> [Written request]
Identify every line in the records below that contains the word "egzaminacyjnych", and copy each of those lines.

> [Given entries]
>>>
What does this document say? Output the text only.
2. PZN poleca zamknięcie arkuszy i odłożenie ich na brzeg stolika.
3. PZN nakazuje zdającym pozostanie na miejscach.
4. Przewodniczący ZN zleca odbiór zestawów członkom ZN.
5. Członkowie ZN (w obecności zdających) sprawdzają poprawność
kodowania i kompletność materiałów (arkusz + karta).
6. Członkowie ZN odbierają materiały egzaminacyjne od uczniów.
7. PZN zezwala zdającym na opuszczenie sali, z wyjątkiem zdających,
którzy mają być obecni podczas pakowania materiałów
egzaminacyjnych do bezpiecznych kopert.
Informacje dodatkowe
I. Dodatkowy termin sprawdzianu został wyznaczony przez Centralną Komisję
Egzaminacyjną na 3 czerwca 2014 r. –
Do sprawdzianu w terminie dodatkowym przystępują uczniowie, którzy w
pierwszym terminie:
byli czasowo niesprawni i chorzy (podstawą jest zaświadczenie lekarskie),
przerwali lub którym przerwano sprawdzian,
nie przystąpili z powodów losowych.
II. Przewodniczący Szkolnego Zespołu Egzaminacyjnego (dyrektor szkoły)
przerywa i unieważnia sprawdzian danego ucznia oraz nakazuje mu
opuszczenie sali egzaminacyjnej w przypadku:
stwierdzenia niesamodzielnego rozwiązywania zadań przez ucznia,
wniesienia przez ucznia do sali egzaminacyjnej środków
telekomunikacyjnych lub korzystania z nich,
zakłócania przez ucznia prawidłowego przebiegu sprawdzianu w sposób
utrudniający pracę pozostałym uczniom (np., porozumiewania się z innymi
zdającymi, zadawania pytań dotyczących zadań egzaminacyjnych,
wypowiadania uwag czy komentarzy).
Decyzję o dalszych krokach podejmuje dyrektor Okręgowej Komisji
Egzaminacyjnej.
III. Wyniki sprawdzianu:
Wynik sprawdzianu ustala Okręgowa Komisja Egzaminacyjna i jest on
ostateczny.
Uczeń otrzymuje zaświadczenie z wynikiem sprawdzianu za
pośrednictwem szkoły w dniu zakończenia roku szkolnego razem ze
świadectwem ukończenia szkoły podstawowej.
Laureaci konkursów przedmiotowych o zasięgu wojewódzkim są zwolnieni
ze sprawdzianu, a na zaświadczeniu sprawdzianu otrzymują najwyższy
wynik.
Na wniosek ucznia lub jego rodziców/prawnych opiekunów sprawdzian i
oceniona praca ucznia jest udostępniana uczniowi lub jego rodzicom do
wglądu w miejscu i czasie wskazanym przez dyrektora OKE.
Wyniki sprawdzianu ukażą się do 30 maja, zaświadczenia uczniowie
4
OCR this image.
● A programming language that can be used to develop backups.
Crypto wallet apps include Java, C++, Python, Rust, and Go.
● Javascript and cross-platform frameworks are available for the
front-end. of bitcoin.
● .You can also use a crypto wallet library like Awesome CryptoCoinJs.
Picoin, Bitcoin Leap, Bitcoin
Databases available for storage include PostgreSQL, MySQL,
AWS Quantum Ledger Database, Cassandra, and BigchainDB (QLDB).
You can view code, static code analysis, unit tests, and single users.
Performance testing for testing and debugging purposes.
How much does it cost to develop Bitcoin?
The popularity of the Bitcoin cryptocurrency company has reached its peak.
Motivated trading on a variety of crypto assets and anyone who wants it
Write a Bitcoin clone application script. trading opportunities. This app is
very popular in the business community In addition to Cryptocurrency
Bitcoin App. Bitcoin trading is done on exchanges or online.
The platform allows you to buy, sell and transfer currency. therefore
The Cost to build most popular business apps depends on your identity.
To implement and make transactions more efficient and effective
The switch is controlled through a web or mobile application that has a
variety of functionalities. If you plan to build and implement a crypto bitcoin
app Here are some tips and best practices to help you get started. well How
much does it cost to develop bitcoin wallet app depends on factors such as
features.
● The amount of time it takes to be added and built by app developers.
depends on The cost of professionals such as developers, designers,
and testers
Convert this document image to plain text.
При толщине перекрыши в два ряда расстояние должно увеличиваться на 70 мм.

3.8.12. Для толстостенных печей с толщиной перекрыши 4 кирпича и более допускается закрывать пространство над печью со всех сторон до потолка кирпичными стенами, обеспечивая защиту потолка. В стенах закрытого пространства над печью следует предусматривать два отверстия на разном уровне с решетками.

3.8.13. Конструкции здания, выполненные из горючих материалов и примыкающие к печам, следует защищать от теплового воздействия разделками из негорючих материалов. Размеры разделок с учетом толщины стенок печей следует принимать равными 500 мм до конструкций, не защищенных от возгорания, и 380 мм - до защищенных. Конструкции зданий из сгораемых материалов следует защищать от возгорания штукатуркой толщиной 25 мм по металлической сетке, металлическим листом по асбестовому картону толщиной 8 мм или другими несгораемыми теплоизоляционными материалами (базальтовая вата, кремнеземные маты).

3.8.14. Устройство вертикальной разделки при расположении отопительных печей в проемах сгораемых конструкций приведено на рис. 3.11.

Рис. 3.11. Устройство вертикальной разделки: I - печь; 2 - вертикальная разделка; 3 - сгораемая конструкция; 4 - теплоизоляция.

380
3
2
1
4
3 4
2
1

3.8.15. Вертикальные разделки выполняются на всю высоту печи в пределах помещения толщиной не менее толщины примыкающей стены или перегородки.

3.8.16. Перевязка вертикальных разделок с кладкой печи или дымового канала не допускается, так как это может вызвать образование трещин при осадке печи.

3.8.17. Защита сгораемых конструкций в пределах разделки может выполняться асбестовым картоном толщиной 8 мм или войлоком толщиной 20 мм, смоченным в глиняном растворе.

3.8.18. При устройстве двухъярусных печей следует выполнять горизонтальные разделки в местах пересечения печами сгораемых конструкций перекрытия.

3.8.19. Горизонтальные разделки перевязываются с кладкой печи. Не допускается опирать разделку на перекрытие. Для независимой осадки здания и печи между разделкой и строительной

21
<<<
> [Expected answer]
egzaminacyjnych do bezpiecznych kopert.
zdającymi, zadawania pytań dotyczących zadań egzaminacyjnych,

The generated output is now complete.